# What the task requires
Return the records word for word. Any pictures in them are not part of the copy.

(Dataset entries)
· · · · · · ·

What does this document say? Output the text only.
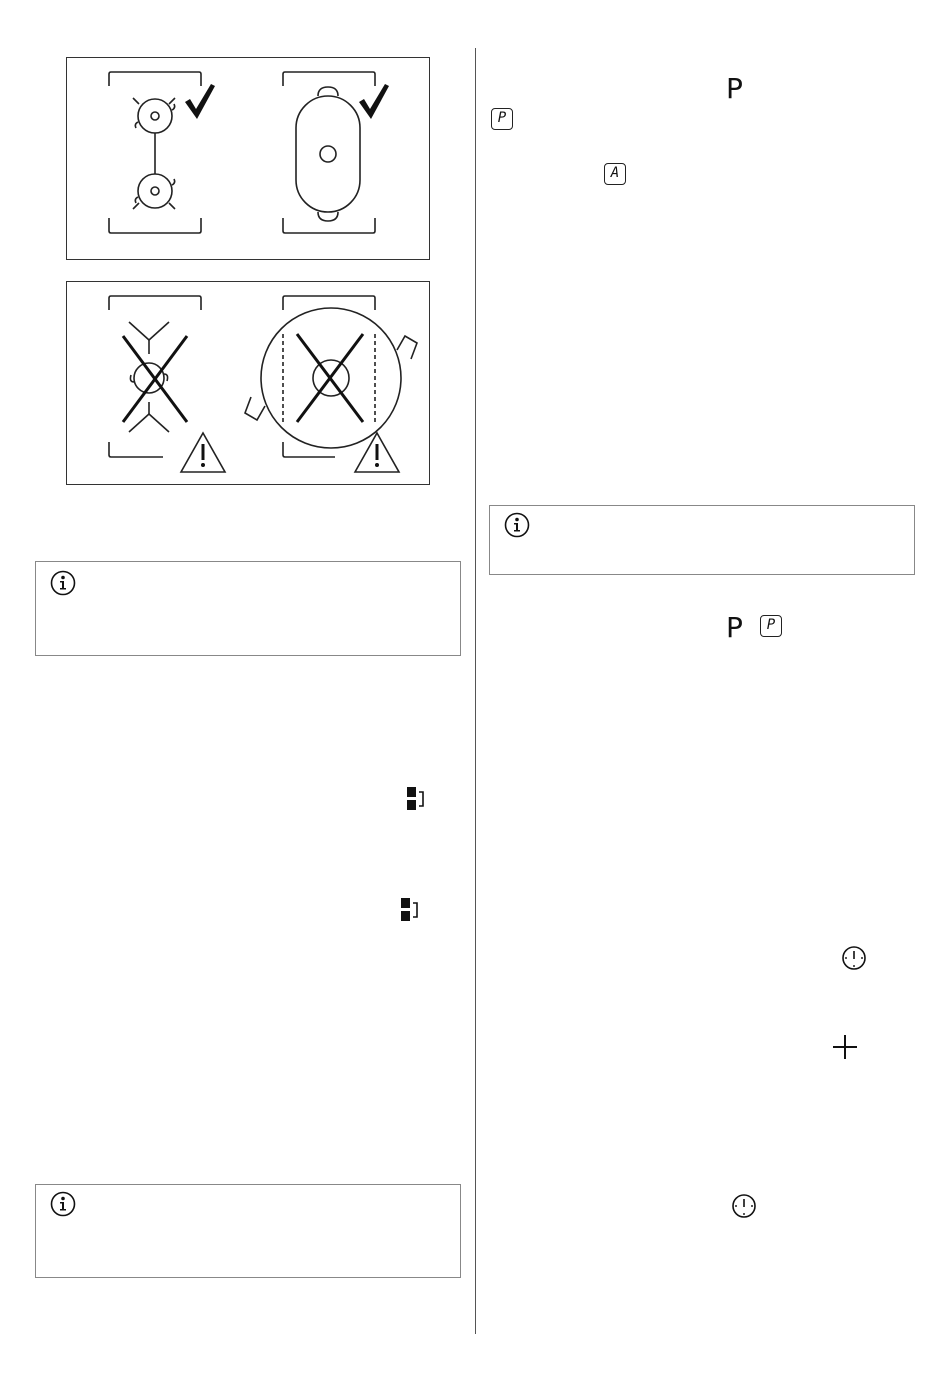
P
P
A
P	P
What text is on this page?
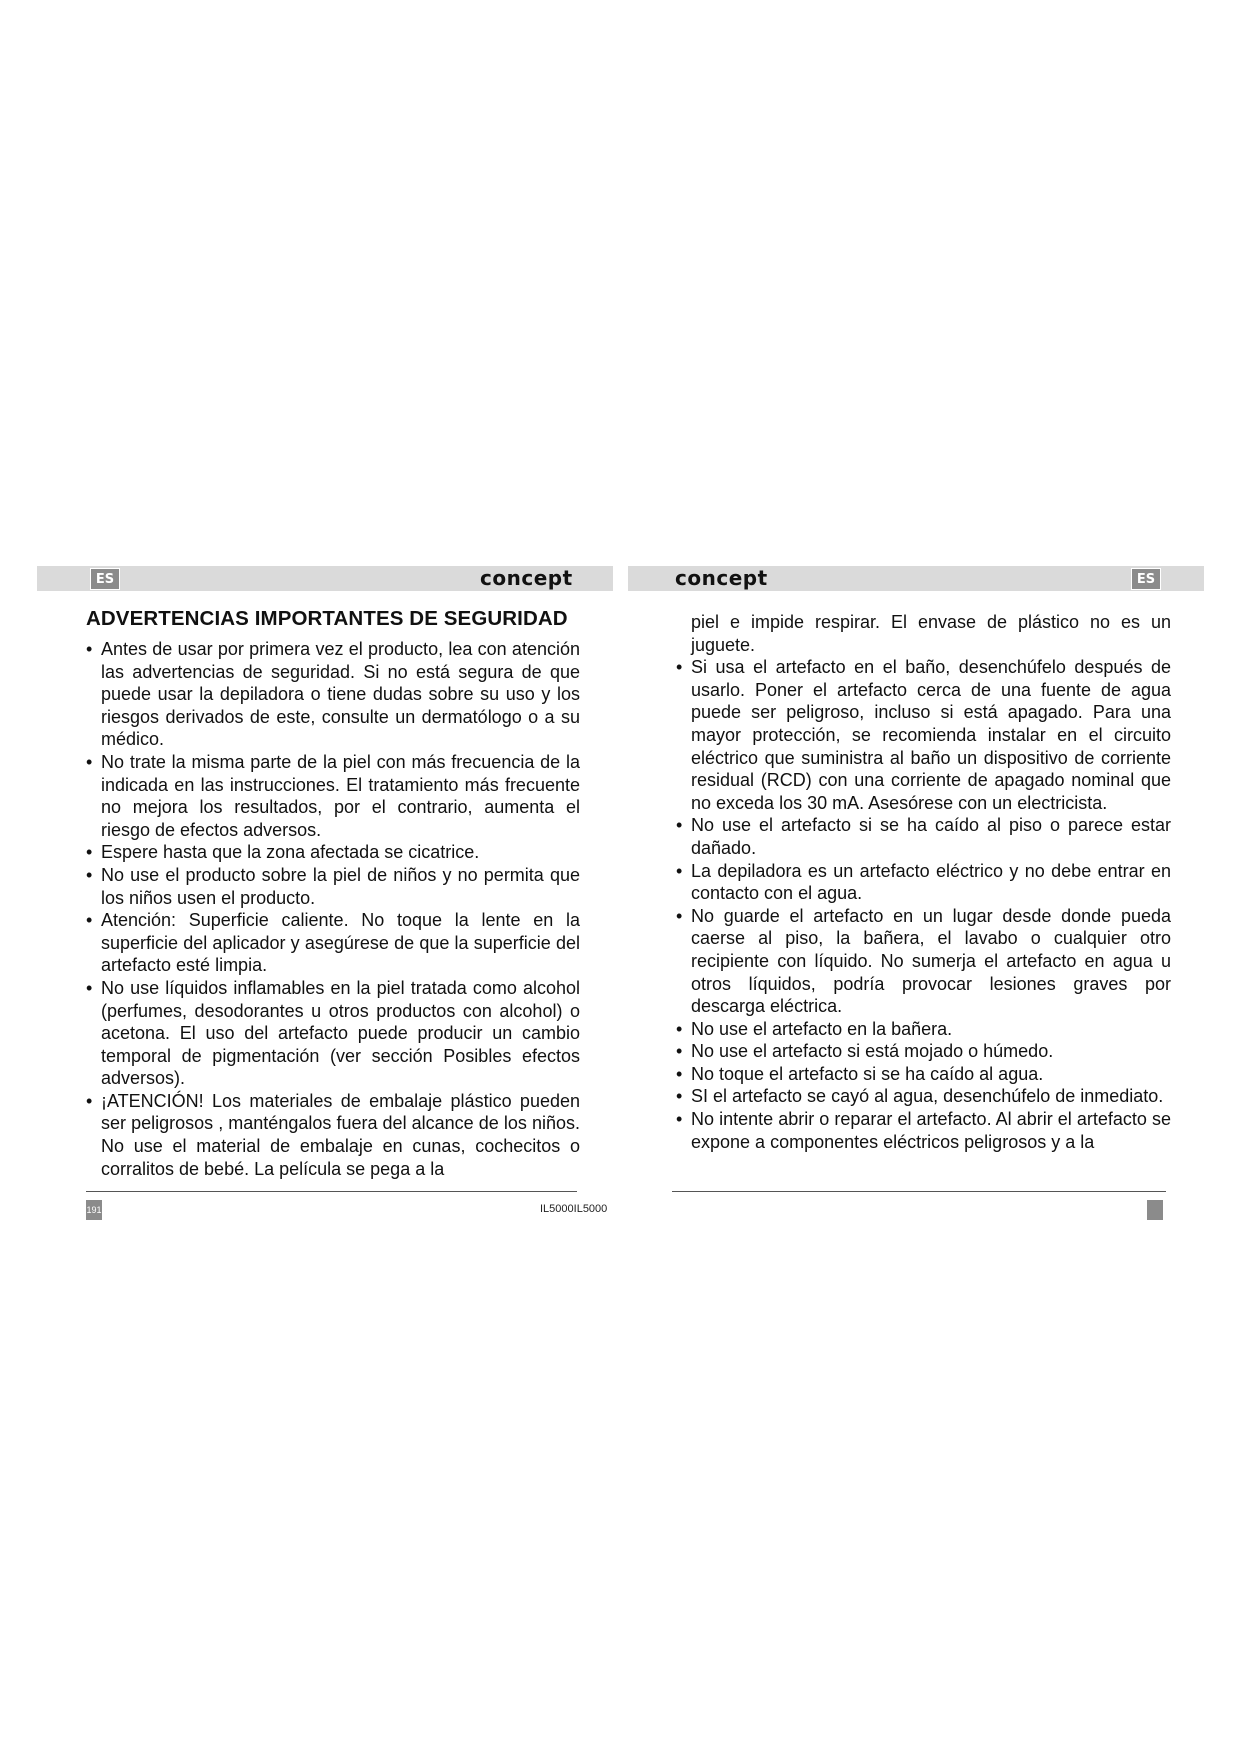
ES	ES
concept	concept
ADVERTENCIAS IMPORTANTES DE SEGURIDAD
• Antes de usar por primera vez el producto, lea con atención las advertencias de seguridad. Si no está segura de que puede usar la depiladora o tiene dudas sobre su uso y los riesgos derivados de este, consulte un dermatólogo o a su médico.
• No trate la misma parte de la piel con más frecuencia de la indicada en las instrucciones. El tratamiento más frecuente no mejora los resultados, por el contrario, aumenta el riesgo de efectos adversos.
• Espere hasta que la zona afectada se cicatrice.
• No use el producto sobre la piel de niños y no permita que los niños usen el producto.
• Atención: Superficie caliente. No toque la lente en la superficie del aplicador y asegúrese de que la superficie del artefacto esté limpia.
• No use líquidos inflamables en la piel tratada como alcohol (perfumes, desodorantes u otros productos con alcohol) o acetona. El uso del artefacto puede producir un cambio temporal de pigmentación (ver sección Posibles efectos adversos).
• ¡ATENCIÓN! Los materiales de embalaje plástico pueden ser peligrosos , manténgalos fuera del alcance de los niños. No use el material de embalaje en cunas, cochecitos o corralitos de bebé. La película se pega a la
piel e impide respirar. El envase de plástico no es un juguete.
• Si usa el artefacto en el baño, desenchúfelo después de usarlo. Poner el artefacto cerca de una fuente de agua puede ser peligroso, incluso si está apagado. Para una mayor protección, se recomienda instalar en el circuito eléctrico que suministra al baño un dispositivo de corriente residual (RCD) con una corriente de apagado nominal que no exceda los 30 mA. Asesórese con un electricista.
• No use el artefacto si se ha caído al piso o parece estar dañado.
• La depiladora es un artefacto eléctrico y no debe entrar en contacto con el agua.
• No guarde el artefacto en un lugar desde donde pueda caerse al piso, la bañera, el lavabo o cualquier otro recipiente con líquido. No sumerja el artefacto en agua u otros líquidos, podría provocar lesiones graves por descarga eléctrica.
• No use el artefacto en la bañera.
• No use el artefacto si está mojado o húmedo.
• No toque el artefacto si se ha caído al agua.
• SI el artefacto se cayó al agua, desenchúfelo de inmediato.
• No intente abrir o reparar el artefacto. Al abrir el artefacto se expone a componentes eléctricos peligrosos y a la
191	IL5000IL5000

· · · · · · ·

# Task output
What does this document say? Output the text only.
P
P
A
P	P
What text is on this page?
ES	ES
concept	concept
ADVERTENCIAS IMPORTANTES DE SEGURIDAD
• Antes de usar por primera vez el producto, lea con atención las advertencias de seguridad. Si no está segura de que puede usar la depiladora o tiene dudas sobre su uso y los riesgos derivados de este, consulte un dermatólogo o a su médico.
• No trate la misma parte de la piel con más frecuencia de la indicada en las instrucciones. El tratamiento más frecuente no mejora los resultados, por el contrario, aumenta el riesgo de efectos adversos.
• Espere hasta que la zona afectada se cicatrice.
• No use el producto sobre la piel de niños y no permita que los niños usen el producto.
• Atención: Superficie caliente. No toque la lente en la superficie del aplicador y asegúrese de que la superficie del artefacto esté limpia.
• No use líquidos inflamables en la piel tratada como alcohol (perfumes, desodorantes u otros productos con alcohol) o acetona. El uso del artefacto puede producir un cambio temporal de pigmentación (ver sección Posibles efectos adversos).
• ¡ATENCIÓN! Los materiales de embalaje plástico pueden ser peligrosos , manténgalos fuera del alcance de los niños. No use el material de embalaje en cunas, cochecitos o corralitos de bebé. La película se pega a la
piel e impide respirar. El envase de plástico no es un juguete.
• Si usa el artefacto en el baño, desenchúfelo después de usarlo. Poner el artefacto cerca de una fuente de agua puede ser peligroso, incluso si está apagado. Para una mayor protección, se recomienda instalar en el circuito eléctrico que suministra al baño un dispositivo de corriente residual (RCD) con una corriente de apagado nominal que no exceda los 30 mA. Asesórese con un electricista.
• No use el artefacto si se ha caído al piso o parece estar dañado.
• La depiladora es un artefacto eléctrico y no debe entrar en contacto con el agua.
• No guarde el artefacto en un lugar desde donde pueda caerse al piso, la bañera, el lavabo o cualquier otro recipiente con líquido. No sumerja el artefacto en agua u otros líquidos, podría provocar lesiones graves por descarga eléctrica.
• No use el artefacto en la bañera.
• No use el artefacto si está mojado o húmedo.
• No toque el artefacto si se ha caído al agua.
• SI el artefacto se cayó al agua, desenchúfelo de inmediato.
• No intente abrir o reparar el artefacto. Al abrir el artefacto se expone a componentes eléctricos peligrosos y a la
191	IL5000IL5000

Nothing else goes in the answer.